Task description | Extract each line of the data and write it out again exactly.

Records for this task |
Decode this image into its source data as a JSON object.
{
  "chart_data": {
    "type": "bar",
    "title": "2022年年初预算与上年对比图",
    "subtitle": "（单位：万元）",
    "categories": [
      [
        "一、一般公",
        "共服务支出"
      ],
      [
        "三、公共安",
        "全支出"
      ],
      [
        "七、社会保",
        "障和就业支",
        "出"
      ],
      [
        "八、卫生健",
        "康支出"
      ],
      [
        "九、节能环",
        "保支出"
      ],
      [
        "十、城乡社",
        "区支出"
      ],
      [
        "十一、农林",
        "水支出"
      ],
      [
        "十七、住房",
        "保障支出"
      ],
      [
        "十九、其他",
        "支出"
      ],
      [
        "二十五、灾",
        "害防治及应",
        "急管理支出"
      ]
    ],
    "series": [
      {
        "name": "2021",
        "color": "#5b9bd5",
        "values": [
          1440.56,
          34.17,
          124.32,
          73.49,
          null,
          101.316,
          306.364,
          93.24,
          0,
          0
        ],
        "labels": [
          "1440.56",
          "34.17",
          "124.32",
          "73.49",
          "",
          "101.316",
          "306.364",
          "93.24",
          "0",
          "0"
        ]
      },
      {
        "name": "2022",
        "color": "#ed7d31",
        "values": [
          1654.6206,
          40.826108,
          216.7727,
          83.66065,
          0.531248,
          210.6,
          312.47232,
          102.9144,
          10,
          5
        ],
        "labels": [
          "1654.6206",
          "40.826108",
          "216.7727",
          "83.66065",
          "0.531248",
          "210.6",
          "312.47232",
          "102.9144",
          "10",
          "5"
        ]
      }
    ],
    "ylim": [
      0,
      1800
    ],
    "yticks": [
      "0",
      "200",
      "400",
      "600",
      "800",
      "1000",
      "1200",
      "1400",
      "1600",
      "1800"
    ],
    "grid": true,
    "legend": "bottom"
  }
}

Solution for this exercise |
Decode this image into its source data as a JSON object.
{
  "chart_data": {
    "type": "bar",
    "title": "2022年年初预算与上年对比图",
    "subtitle": "（单位：万元）",
    "categories": [
      [
        "一、一般公",
        "共服务支出"
      ],
      [
        "三、公共安",
        "全支出"
      ],
      [
        "七、社会保",
        "障和就业支",
        "出"
      ],
      [
        "八、卫生健",
        "康支出"
      ],
      [
        "九、节能环",
        "保支出"
      ],
      [
        "十、城乡社",
        "区支出"
      ],
      [
        "十一、农林",
        "水支出"
      ],
      [
        "十七、住房",
        "保障支出"
      ],
      [
        "十九、其他",
        "支出"
      ],
      [
        "二十五、灾",
        "害防治及应",
        "急管理支出"
      ]
    ],
    "series": [
      {
        "name": "2021",
        "color": "#5b9bd5",
        "values": [
          1440.56,
          34.17,
          124.32,
          73.49,
          null,
          101.316,
          306.364,
          93.24,
          0,
          0
        ],
        "labels": [
          "1440.56",
          "34.17",
          "124.32",
          "73.49",
          "",
          "101.316",
          "306.364",
          "93.24",
          "0",
          "0"
        ]
      },
      {
        "name": "2022",
        "color": "#ed7d31",
        "values": [
          1654.6206,
          40.826108,
          216.7727,
          83.66065,
          0.531248,
          210.6,
          312.47232,
          102.9144,
          10,
          5
        ],
        "labels": [
          "1654.6206",
          "40.826108",
          "216.7727",
          "83.66065",
          "0.531248",
          "210.6",
          "312.47232",
          "102.9144",
          "10",
          "5"
        ]
      }
    ],
    "ylim": [
      0,
      1800
    ],
    "yticks": [
      "0",
      "200",
      "400",
      "600",
      "800",
      "1000",
      "1200",
      "1400",
      "1600",
      "1800"
    ],
    "grid": true,
    "legend": "bottom"
  }
}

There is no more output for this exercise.